• WHAT TO WORK ON: Find the lines holding the string "Perfil" in the data, then copy all of them.

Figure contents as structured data
----
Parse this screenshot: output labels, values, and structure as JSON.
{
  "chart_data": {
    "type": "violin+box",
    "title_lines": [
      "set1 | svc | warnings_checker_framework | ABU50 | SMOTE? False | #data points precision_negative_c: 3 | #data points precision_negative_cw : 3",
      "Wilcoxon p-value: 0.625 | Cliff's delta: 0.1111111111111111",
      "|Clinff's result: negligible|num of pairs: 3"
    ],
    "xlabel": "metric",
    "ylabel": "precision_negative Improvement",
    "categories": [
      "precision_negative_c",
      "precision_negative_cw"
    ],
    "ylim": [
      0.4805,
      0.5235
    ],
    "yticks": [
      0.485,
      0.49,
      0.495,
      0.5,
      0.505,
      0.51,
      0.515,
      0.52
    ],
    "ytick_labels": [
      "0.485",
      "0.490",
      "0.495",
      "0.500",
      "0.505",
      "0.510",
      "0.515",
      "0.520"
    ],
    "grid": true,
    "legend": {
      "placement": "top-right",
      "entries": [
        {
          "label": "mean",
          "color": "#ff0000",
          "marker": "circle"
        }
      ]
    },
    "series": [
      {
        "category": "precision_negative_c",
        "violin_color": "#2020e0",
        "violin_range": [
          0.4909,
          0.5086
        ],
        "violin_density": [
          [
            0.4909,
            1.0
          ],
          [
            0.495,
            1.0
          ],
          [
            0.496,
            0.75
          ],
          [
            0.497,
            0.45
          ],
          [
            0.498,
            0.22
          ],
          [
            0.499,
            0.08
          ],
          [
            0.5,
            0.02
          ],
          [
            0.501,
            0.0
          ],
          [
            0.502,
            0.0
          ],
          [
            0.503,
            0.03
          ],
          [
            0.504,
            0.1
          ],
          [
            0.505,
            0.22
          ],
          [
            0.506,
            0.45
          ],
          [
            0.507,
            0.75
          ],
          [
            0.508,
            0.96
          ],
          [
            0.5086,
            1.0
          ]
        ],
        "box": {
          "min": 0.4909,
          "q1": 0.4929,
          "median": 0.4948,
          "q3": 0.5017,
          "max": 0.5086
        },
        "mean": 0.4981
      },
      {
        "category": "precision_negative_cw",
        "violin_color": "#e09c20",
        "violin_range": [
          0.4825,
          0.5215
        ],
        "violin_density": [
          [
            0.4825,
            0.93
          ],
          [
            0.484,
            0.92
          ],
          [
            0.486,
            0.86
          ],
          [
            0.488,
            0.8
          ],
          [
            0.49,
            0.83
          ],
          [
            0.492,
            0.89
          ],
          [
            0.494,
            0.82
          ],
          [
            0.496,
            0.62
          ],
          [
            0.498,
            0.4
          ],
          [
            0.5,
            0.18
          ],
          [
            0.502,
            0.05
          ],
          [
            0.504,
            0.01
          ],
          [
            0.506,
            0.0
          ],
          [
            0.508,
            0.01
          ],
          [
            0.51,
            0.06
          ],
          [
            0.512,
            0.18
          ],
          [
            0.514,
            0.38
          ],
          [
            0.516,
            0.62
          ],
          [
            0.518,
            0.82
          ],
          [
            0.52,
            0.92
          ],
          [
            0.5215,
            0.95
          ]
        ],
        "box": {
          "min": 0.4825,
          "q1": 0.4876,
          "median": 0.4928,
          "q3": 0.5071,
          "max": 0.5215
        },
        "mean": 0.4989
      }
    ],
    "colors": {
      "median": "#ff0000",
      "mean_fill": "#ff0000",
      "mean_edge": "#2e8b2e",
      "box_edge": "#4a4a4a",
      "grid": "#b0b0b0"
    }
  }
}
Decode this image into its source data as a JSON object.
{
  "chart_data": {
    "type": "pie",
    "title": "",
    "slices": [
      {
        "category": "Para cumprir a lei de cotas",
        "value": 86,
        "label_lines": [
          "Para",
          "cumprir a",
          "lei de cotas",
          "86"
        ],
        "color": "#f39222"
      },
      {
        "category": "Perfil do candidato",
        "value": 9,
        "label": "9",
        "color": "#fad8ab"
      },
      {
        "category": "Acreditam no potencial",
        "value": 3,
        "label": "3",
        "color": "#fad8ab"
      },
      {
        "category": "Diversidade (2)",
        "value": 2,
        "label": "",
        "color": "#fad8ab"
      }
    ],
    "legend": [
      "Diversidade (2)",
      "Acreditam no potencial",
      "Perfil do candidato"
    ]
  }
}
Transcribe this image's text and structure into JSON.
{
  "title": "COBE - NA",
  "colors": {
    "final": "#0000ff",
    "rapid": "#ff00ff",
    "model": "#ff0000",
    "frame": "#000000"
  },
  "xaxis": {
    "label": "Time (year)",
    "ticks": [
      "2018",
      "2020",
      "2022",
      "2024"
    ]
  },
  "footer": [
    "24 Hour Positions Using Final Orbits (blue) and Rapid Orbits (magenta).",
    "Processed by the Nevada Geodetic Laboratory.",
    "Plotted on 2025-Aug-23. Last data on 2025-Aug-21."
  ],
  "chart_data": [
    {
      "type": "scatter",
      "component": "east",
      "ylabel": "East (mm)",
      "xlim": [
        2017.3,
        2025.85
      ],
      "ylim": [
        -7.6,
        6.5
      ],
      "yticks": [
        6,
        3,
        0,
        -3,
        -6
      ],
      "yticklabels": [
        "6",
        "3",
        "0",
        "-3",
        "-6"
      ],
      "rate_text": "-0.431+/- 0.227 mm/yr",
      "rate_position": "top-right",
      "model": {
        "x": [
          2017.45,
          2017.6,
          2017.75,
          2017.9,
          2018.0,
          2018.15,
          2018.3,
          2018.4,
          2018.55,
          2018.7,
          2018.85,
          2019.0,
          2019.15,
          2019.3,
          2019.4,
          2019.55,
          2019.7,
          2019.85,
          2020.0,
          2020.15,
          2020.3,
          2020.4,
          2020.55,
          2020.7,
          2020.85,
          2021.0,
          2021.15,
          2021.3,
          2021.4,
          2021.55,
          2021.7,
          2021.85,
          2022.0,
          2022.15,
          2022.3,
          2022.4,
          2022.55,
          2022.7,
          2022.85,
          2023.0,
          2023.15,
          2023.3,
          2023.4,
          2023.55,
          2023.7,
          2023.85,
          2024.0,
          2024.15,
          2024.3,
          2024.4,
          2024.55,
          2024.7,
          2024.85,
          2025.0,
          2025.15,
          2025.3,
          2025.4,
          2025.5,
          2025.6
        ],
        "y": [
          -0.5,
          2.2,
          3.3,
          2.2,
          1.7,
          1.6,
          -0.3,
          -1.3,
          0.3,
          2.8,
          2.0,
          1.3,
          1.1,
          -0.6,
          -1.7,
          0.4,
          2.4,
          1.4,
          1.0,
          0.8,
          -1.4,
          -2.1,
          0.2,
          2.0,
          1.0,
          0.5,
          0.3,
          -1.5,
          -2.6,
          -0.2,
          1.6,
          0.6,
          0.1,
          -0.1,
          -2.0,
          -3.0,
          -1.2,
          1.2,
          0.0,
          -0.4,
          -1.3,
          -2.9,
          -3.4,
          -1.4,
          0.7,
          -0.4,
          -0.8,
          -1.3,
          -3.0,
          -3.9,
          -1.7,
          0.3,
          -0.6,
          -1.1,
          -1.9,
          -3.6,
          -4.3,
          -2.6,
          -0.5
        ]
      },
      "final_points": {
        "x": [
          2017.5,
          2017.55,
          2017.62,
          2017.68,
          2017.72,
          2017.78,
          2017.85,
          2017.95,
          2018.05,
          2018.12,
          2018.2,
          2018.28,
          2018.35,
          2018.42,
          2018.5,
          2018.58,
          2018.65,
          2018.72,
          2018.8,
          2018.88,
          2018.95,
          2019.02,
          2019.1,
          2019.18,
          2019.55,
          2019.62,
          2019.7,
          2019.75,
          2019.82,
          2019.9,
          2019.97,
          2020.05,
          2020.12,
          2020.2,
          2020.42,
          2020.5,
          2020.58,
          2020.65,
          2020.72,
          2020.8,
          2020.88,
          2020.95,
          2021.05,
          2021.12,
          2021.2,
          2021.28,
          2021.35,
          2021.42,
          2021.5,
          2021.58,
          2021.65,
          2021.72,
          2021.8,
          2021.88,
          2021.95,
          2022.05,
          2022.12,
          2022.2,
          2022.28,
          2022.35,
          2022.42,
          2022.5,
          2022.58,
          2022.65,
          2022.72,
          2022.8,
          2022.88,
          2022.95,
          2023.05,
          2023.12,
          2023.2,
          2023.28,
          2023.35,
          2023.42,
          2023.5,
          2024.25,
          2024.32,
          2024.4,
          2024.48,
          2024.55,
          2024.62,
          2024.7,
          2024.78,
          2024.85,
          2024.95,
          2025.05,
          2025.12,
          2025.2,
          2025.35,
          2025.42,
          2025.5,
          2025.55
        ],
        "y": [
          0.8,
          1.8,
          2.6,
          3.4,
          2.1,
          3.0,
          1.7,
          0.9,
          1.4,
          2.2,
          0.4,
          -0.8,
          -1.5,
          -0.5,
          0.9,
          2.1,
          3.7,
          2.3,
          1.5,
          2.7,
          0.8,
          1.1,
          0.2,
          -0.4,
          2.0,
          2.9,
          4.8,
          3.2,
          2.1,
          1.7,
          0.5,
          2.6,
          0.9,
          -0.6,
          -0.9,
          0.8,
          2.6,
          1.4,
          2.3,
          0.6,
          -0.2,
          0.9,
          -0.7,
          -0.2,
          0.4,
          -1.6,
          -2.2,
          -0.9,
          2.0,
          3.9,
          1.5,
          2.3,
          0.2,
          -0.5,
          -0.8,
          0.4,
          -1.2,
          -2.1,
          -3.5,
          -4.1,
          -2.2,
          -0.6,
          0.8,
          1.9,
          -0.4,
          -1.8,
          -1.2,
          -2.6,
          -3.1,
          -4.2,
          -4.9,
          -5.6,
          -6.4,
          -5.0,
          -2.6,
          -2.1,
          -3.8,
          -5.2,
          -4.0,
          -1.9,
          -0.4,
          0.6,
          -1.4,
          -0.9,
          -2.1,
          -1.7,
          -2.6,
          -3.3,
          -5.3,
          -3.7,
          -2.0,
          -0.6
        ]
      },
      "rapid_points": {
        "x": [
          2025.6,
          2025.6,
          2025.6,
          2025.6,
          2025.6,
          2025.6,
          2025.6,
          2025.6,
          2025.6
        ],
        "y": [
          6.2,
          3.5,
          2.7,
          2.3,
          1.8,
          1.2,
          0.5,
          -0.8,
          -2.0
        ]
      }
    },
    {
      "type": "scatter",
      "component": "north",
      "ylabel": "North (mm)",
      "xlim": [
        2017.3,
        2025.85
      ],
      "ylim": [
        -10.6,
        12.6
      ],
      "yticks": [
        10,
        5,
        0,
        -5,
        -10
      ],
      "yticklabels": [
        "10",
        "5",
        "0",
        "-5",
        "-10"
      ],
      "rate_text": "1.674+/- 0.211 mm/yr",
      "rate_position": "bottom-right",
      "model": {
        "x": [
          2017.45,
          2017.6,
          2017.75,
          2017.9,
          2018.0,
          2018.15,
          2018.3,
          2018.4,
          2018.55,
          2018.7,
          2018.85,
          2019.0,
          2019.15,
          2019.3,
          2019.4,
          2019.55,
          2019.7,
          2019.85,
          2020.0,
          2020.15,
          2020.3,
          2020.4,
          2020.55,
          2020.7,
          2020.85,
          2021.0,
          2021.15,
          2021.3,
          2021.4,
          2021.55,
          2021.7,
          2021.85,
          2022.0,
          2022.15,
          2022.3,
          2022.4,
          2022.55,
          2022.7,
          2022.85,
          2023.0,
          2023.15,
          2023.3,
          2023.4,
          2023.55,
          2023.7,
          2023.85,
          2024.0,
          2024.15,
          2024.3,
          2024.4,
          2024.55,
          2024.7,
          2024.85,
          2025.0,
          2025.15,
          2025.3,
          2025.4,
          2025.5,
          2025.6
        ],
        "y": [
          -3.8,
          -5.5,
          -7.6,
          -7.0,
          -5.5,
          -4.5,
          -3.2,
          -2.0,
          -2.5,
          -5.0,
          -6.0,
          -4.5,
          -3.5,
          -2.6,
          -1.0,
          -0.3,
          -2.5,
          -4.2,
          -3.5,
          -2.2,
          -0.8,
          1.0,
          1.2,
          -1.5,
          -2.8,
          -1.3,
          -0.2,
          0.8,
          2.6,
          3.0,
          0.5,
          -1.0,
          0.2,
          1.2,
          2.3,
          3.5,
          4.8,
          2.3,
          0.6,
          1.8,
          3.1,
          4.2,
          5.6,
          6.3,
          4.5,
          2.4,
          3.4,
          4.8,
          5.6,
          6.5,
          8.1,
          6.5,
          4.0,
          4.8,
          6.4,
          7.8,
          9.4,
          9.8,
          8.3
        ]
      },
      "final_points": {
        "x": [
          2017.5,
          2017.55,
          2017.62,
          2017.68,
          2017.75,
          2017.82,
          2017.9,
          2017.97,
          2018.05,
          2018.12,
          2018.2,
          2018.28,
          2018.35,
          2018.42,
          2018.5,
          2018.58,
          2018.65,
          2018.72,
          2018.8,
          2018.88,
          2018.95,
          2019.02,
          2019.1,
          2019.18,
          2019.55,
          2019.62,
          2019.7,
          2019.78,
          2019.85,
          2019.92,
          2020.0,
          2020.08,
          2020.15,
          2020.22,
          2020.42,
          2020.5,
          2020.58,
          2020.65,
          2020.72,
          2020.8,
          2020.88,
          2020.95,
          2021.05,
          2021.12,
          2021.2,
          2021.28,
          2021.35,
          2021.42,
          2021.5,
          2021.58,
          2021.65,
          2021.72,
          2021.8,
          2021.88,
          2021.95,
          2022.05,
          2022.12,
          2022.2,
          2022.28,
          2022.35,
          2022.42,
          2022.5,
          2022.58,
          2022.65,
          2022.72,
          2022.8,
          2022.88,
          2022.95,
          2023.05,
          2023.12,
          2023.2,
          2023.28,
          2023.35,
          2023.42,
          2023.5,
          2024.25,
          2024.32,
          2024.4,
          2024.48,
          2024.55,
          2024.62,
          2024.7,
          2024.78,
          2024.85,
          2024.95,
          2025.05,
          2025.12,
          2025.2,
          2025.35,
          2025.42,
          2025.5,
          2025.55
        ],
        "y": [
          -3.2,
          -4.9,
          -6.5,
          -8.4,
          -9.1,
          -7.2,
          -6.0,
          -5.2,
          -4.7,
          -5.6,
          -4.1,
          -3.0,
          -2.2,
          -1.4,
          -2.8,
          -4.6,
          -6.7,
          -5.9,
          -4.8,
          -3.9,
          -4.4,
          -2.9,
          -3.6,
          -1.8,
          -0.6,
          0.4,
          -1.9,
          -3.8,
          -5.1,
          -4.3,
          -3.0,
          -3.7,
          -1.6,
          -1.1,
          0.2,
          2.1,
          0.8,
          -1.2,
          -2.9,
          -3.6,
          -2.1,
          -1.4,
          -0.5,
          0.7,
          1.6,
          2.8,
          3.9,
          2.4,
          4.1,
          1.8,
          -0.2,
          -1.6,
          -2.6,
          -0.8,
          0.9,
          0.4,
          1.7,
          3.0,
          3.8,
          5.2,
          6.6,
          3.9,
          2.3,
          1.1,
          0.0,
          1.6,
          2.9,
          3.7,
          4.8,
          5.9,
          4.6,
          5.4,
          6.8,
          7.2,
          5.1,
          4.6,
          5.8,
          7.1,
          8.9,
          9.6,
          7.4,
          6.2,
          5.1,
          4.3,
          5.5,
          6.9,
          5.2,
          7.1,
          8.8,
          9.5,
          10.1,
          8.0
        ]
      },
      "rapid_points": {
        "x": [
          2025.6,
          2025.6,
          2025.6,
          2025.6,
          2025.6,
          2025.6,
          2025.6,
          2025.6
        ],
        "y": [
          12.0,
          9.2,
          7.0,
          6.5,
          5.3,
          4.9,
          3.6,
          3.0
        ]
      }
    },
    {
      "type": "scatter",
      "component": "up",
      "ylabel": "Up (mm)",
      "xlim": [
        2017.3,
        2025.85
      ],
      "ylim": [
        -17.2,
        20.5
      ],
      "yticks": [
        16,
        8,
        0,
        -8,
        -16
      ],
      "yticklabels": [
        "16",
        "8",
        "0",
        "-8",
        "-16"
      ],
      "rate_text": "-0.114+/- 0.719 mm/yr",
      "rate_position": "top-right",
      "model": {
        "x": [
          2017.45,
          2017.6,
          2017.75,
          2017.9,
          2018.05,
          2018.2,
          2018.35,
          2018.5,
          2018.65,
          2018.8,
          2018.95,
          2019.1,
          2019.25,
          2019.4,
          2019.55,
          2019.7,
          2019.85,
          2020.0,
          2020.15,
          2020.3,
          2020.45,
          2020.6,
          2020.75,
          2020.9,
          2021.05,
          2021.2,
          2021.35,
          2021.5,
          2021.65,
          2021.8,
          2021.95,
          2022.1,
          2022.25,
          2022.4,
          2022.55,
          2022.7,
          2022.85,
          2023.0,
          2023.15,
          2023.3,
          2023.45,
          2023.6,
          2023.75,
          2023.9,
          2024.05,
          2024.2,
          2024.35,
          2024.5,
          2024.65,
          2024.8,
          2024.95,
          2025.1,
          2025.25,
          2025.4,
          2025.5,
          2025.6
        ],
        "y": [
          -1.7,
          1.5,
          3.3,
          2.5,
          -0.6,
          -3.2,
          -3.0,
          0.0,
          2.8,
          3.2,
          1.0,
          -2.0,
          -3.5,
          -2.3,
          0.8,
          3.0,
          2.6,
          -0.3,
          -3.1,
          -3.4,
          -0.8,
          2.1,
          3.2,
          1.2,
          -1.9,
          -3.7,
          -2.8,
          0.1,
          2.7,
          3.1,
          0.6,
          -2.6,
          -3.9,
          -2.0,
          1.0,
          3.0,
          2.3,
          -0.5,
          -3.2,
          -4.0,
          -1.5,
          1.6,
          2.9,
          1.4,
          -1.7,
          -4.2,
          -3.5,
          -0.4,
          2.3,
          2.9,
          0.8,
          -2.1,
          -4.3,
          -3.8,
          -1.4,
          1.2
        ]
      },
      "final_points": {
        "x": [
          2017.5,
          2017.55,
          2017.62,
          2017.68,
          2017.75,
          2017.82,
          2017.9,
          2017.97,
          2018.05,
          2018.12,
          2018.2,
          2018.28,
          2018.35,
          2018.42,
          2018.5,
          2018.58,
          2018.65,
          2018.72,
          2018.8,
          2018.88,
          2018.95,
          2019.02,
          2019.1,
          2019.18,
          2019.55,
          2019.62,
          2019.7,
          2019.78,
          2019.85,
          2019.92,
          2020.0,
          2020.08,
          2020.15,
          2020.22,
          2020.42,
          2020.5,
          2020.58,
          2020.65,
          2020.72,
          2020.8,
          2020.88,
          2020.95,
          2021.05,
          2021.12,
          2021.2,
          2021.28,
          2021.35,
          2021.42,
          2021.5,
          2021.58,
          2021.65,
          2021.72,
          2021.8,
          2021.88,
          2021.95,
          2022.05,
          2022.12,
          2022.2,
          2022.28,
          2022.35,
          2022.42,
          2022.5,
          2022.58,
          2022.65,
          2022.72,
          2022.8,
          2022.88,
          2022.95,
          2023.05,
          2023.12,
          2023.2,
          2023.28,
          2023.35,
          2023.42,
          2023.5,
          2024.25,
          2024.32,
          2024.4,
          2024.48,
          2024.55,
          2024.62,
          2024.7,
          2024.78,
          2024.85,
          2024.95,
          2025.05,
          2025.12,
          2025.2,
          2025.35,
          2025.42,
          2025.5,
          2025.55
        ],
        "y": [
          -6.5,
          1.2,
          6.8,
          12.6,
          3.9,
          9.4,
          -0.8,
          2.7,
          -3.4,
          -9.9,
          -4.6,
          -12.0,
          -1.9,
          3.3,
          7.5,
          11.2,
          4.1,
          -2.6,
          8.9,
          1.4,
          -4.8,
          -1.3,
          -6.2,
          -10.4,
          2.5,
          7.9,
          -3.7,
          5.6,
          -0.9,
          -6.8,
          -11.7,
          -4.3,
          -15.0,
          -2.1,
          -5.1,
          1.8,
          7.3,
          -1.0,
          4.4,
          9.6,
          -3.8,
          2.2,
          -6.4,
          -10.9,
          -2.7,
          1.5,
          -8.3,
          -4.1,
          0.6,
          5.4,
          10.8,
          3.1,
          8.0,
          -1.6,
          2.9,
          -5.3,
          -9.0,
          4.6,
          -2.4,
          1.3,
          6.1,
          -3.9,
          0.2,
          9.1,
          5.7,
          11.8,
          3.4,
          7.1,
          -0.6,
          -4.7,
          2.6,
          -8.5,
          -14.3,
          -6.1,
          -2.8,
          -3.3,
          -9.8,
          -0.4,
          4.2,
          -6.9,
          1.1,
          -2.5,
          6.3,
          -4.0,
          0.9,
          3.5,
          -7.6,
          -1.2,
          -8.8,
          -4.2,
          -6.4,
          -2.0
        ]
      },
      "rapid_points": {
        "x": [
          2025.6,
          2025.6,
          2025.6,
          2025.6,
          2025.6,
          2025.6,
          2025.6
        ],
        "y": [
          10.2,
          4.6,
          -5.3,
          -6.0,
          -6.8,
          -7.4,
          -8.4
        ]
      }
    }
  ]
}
----
• FINISHED TASK:
        "category": "Perfil do candidato",
      "Perfil do candidato"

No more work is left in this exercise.